-------- TASK INPUTS --------
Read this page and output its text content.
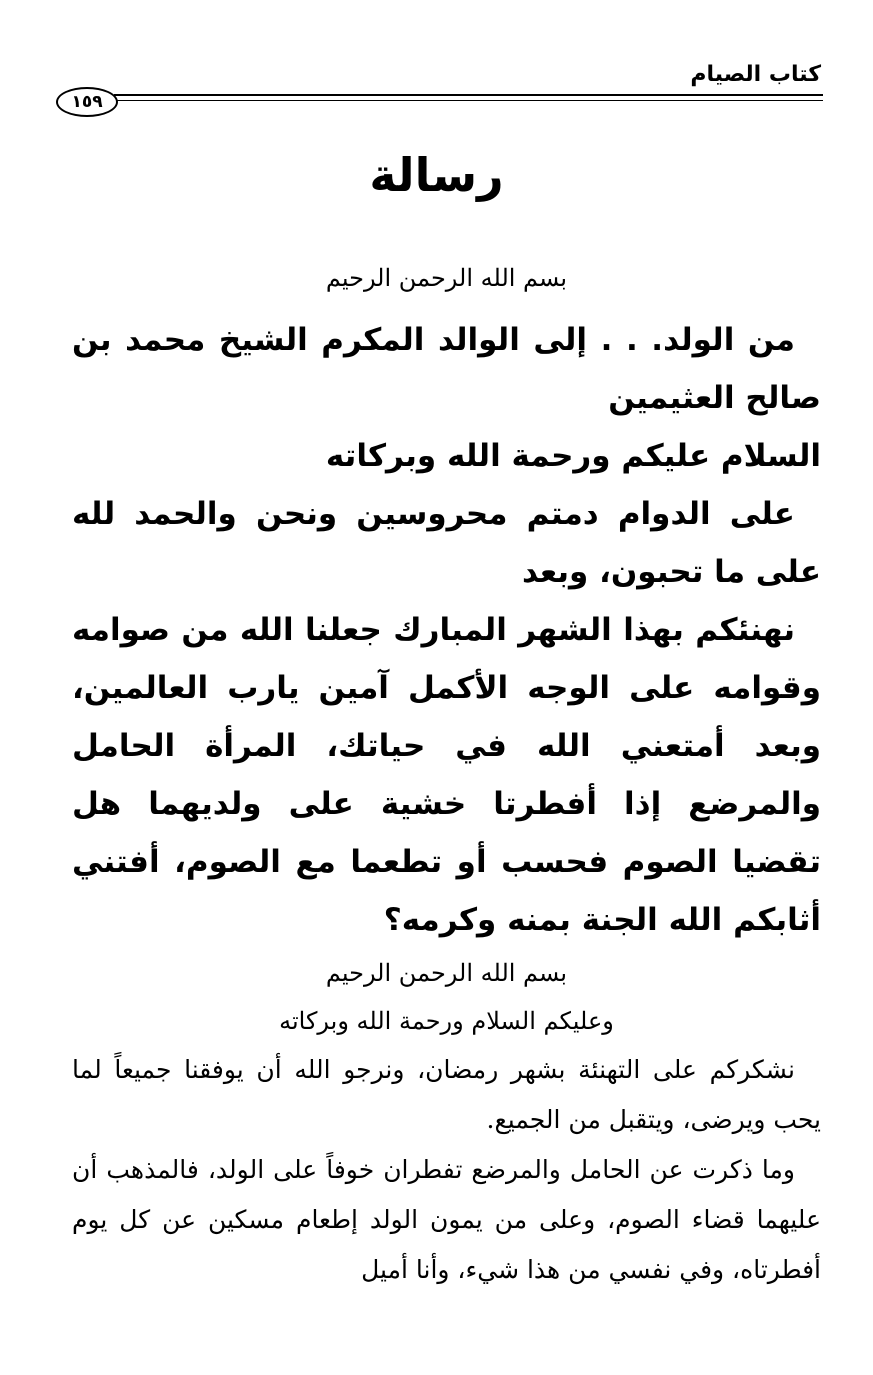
كتاب الصيام
١٥٩
رسالة

بسم الله الرحمن الرحيم

من الولد. . . إلى الوالد المكرم الشيخ محمد بن صالح العثيمين

السلام عليكم ورحمة الله وبركاته

على الدوام دمتم محروسين ونحن والحمد لله على ما تحبون، وبعد

نهنئكم بهذا الشهر المبارك جعلنا الله من صوامه وقوامه على الوجه الأكمل آمين يارب العالمين، وبعد أمتعني الله في حياتك، المرأة الحامل والمرضع إذا أفطرتا خشية على ولديهما هل تقضيا الصوم فحسب أو تطعما مع الصوم، أفتني أثابكم الله الجنة بمنه وكرمه؟

بسم الله الرحمن الرحيم

وعليكم السلام ورحمة الله وبركاته

نشكركم على التهنئة بشهر رمضان، ونرجو الله أن يوفقنا جميعاً لما يحب ويرضى، ويتقبل من الجميع.

وما ذكرت عن الحامل والمرضع تفطران خوفاً على الولد، فالمذهب أن عليهما قضاء الصوم، وعلى من يمون الولد إطعام مسكين عن كل يوم أفطرتاه، وفي نفسي من هذا شيء، وأنا أميل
--------
SHORT TASK
From the listing, extract all text exactly as given and drop any picture.

ANSWER
Read this page and output its text content.
كتاب الصيام
١٥٩
رسالة

بسم الله الرحمن الرحيم

من الولد. . . إلى الوالد المكرم الشيخ محمد بن صالح العثيمين

السلام عليكم ورحمة الله وبركاته

على الدوام دمتم محروسين ونحن والحمد لله على ما تحبون، وبعد

نهنئكم بهذا الشهر المبارك جعلنا الله من صوامه وقوامه على الوجه الأكمل آمين يارب العالمين، وبعد أمتعني الله في حياتك، المرأة الحامل والمرضع إذا أفطرتا خشية على ولديهما هل تقضيا الصوم فحسب أو تطعما مع الصوم، أفتني أثابكم الله الجنة بمنه وكرمه؟

بسم الله الرحمن الرحيم

وعليكم السلام ورحمة الله وبركاته

نشكركم على التهنئة بشهر رمضان، ونرجو الله أن يوفقنا جميعاً لما يحب ويرضى، ويتقبل من الجميع.

وما ذكرت عن الحامل والمرضع تفطران خوفاً على الولد، فالمذهب أن عليهما قضاء الصوم، وعلى من يمون الولد إطعام مسكين عن كل يوم أفطرتاه، وفي نفسي من هذا شيء، وأنا أميل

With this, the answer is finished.